_TASK DESCRIPTION_
Copy out the rows below word for word, starting with the first row and stopping after the row that contains "legend-label-isccp: ISCCP FD".

_DATA FOR THE TASK_
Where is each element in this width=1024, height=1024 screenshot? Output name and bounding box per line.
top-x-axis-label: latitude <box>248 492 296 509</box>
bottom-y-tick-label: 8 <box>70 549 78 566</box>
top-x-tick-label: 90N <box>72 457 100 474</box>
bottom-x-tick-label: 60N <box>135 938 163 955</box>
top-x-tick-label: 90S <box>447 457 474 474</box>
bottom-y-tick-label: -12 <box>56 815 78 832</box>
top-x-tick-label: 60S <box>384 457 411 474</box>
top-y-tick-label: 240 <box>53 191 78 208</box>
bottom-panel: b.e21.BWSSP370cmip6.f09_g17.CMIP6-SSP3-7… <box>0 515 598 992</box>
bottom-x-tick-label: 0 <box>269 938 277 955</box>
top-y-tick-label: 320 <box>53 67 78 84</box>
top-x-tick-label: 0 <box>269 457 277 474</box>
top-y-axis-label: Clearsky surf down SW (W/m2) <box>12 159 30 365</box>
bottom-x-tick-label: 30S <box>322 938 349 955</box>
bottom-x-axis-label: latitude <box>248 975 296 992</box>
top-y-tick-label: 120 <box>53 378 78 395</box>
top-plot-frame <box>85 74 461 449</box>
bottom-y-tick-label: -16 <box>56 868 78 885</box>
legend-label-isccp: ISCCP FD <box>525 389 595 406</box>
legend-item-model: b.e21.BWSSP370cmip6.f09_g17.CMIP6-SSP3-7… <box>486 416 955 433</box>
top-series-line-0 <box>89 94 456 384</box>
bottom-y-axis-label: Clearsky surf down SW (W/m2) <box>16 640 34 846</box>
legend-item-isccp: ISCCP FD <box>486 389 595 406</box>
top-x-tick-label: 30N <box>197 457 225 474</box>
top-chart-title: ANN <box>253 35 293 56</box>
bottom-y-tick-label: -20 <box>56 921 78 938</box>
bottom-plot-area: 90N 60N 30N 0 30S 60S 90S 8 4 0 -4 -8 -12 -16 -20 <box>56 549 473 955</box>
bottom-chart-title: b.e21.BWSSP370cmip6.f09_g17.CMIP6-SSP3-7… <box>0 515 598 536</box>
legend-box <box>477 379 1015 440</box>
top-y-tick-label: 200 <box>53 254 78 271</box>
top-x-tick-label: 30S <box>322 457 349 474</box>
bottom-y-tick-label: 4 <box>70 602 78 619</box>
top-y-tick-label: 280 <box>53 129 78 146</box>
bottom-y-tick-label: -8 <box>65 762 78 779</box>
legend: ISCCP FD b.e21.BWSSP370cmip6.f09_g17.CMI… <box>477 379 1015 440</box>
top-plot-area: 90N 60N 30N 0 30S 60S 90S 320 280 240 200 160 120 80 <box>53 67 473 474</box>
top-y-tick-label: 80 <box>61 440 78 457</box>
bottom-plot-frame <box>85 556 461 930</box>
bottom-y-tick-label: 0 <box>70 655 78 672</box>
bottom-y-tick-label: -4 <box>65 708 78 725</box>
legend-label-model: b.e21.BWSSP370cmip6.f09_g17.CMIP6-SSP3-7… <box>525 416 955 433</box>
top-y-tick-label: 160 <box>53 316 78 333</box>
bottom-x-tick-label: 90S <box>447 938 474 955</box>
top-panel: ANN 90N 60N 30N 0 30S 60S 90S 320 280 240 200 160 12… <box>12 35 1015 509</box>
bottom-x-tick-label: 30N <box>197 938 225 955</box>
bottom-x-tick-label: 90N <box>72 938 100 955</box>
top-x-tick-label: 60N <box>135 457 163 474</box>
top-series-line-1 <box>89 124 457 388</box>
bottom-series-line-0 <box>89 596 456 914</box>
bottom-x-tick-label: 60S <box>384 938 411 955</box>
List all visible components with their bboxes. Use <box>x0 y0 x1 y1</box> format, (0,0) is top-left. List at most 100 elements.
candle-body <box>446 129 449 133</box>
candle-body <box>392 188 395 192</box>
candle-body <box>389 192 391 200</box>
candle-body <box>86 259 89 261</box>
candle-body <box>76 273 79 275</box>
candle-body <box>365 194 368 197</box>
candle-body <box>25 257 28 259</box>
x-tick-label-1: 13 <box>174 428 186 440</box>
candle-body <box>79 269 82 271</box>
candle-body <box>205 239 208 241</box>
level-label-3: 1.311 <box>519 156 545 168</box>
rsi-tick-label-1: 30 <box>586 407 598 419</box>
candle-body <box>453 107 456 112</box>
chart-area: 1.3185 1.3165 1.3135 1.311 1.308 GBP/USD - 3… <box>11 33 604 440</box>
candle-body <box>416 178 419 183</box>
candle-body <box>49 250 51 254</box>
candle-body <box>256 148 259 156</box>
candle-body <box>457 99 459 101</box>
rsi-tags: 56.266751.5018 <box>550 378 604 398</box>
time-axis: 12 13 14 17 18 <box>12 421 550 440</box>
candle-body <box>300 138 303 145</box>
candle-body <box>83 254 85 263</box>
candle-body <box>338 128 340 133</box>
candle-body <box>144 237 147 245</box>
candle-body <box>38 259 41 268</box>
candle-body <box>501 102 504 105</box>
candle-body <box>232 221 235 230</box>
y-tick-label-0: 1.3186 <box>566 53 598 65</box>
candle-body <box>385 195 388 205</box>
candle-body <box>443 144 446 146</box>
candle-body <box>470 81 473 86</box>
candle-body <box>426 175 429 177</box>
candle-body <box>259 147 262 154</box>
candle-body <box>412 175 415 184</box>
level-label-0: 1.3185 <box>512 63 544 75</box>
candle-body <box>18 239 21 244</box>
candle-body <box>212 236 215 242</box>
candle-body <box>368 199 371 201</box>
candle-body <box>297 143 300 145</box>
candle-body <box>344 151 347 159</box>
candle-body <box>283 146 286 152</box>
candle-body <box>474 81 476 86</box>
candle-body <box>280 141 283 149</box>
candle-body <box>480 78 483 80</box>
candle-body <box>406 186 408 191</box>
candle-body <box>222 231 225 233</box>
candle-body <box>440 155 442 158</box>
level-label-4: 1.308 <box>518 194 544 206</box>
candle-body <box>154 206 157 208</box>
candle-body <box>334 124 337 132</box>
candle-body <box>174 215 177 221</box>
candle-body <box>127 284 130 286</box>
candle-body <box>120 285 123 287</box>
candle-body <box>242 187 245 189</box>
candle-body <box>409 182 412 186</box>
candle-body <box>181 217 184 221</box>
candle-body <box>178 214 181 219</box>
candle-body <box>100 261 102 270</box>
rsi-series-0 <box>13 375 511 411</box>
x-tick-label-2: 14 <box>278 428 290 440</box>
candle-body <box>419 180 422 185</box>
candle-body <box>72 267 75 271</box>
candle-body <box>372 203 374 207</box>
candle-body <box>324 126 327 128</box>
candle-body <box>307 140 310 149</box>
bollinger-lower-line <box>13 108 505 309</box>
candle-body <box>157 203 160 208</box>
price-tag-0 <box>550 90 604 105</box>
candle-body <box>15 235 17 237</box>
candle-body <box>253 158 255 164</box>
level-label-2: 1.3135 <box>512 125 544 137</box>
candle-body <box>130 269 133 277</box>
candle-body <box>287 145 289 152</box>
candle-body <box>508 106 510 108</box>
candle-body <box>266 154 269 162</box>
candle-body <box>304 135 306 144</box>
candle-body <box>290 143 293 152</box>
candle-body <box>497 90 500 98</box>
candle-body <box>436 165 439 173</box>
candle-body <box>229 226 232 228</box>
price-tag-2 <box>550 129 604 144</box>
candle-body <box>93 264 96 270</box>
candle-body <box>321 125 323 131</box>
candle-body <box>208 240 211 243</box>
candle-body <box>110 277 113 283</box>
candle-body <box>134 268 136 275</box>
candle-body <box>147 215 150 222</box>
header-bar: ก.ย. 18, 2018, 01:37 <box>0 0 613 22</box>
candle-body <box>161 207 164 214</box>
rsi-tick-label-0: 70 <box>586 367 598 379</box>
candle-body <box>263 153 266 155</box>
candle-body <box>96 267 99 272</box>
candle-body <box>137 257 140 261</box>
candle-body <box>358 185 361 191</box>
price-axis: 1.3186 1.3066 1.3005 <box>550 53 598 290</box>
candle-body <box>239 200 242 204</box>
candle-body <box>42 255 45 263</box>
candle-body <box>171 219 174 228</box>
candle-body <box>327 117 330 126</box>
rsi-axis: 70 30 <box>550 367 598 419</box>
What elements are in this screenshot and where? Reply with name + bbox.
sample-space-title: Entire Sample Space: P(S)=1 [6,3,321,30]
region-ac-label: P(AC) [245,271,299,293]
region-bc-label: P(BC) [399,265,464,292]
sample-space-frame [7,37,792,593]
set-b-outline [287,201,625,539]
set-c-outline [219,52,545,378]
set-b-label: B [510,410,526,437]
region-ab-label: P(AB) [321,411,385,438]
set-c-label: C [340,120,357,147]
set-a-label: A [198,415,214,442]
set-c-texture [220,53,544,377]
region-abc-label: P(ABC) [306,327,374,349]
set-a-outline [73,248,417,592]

_OUTPUT_
Where is each element in this width=1024, height=1024 screenshot? Output name and bounding box per line.
top-x-axis-label: latitude <box>248 492 296 509</box>
bottom-y-tick-label: 8 <box>70 549 78 566</box>
top-x-tick-label: 90N <box>72 457 100 474</box>
bottom-x-tick-label: 60N <box>135 938 163 955</box>
top-x-tick-label: 90S <box>447 457 474 474</box>
bottom-y-tick-label: -12 <box>56 815 78 832</box>
top-x-tick-label: 60S <box>384 457 411 474</box>
top-y-tick-label: 240 <box>53 191 78 208</box>
bottom-panel: b.e21.BWSSP370cmip6.f09_g17.CMIP6-SSP3-7… <box>0 515 598 992</box>
bottom-x-tick-label: 0 <box>269 938 277 955</box>
top-y-tick-label: 320 <box>53 67 78 84</box>
top-x-tick-label: 0 <box>269 457 277 474</box>
top-y-axis-label: Clearsky surf down SW (W/m2) <box>12 159 30 365</box>
bottom-x-tick-label: 30S <box>322 938 349 955</box>
bottom-x-axis-label: latitude <box>248 975 296 992</box>
top-y-tick-label: 120 <box>53 378 78 395</box>
top-plot-frame <box>85 74 461 449</box>
bottom-y-tick-label: -16 <box>56 868 78 885</box>
legend-label-isccp: ISCCP FD <box>525 389 595 406</box>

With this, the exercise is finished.